What to work on: Find the lines holding the string "time" in the data, then copy all of them.

Listed records:
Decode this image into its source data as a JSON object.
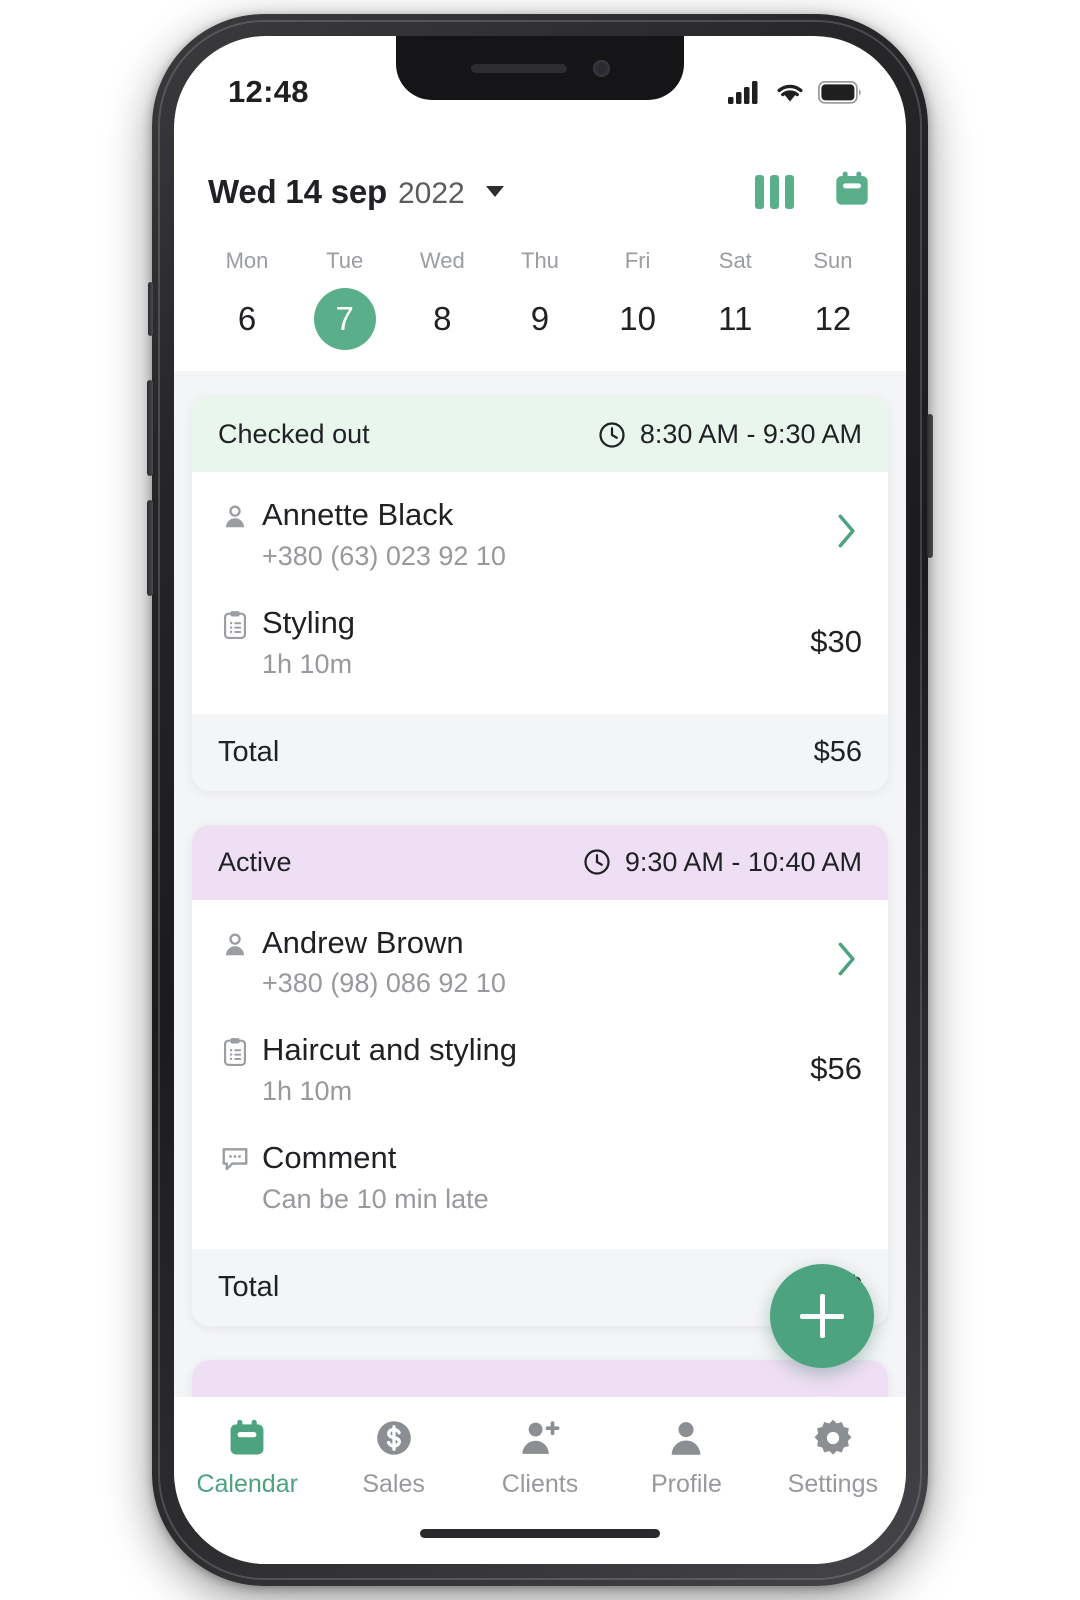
{
  "status_bar": {
    "time": "12:48",
    "icons": [
      "cellular-signal-icon",
      "wifi-icon",
      "battery-icon"
    ]
  },
  "header": {
    "date_main": "Wed 14 sep",
    "date_year": "2022",
    "dropdown_icon": "chevron-down-icon",
    "actions": [
      {
        "name": "columns-view-icon",
        "label": "Columns view"
      },
      {
        "name": "calendar-icon",
        "label": "Calendar"
      }
    ]
  },
  "week_strip": {
    "days": [
      {
        "name": "Mon",
        "num": "6",
        "selected": false
      },
      {
        "name": "Tue",
        "num": "7",
        "selected": true
      },
      {
        "name": "Wed",
        "num": "8",
        "selected": false
      },
      {
        "name": "Thu",
        "num": "9",
        "selected": false
      },
      {
        "name": "Fri",
        "num": "10",
        "selected": false
      },
      {
        "name": "Sat",
        "num": "11",
        "selected": false
      },
      {
        "name": "Sun",
        "num": "12",
        "selected": false
      }
    ]
  },
  "appointments": [
    {
      "status": "Checked out",
      "status_kind": "checked",
      "time": "8:30 AM - 9:30 AM",
      "client_name": "Annette Black",
      "client_phone": "+380 (63) 023 92 10",
      "service_name": "Styling",
      "service_duration": "1h 10m",
      "service_price": "$30",
      "total_label": "Total",
      "total_value": "$56"
    },
    {
      "status": "Active",
      "status_kind": "active",
      "time": "9:30 AM - 10:40 AM",
      "client_name": "Andrew Brown",
      "client_phone": "+380 (98) 086 92 10",
      "service_name": "Haircut and styling",
      "service_duration": "1h 10m",
      "service_price": "$56",
      "comment_label": "Comment",
      "comment_text": "Can be 10 min late",
      "total_label": "Total",
      "total_value": "$"
    }
  ],
  "fab": {
    "label": "+",
    "name": "add-appointment-button"
  },
  "bottom_nav": {
    "items": [
      {
        "label": "Calendar",
        "icon": "calendar-icon",
        "active": true
      },
      {
        "label": "Sales",
        "icon": "dollar-coin-icon",
        "active": false
      },
      {
        "label": "Clients",
        "icon": "add-person-icon",
        "active": false
      },
      {
        "label": "Profile",
        "icon": "person-icon",
        "active": false
      },
      {
        "label": "Settings",
        "icon": "gear-icon",
        "active": false
      }
    ]
  },
  "colors": {
    "accent_green": "#5aaf8a",
    "fab_green": "#4da37f",
    "checked_header_bg": "#e9f6ee",
    "active_header_bg": "#efdff4",
    "page_bg": "#f4f5f7",
    "text_primary": "#1f2124",
    "text_muted": "#97999d"
  }
}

Task response:
    "time": "12:48",
      "time": "8:30 AM - 9:30 AM",
      "time": "9:30 AM - 10:40 AM",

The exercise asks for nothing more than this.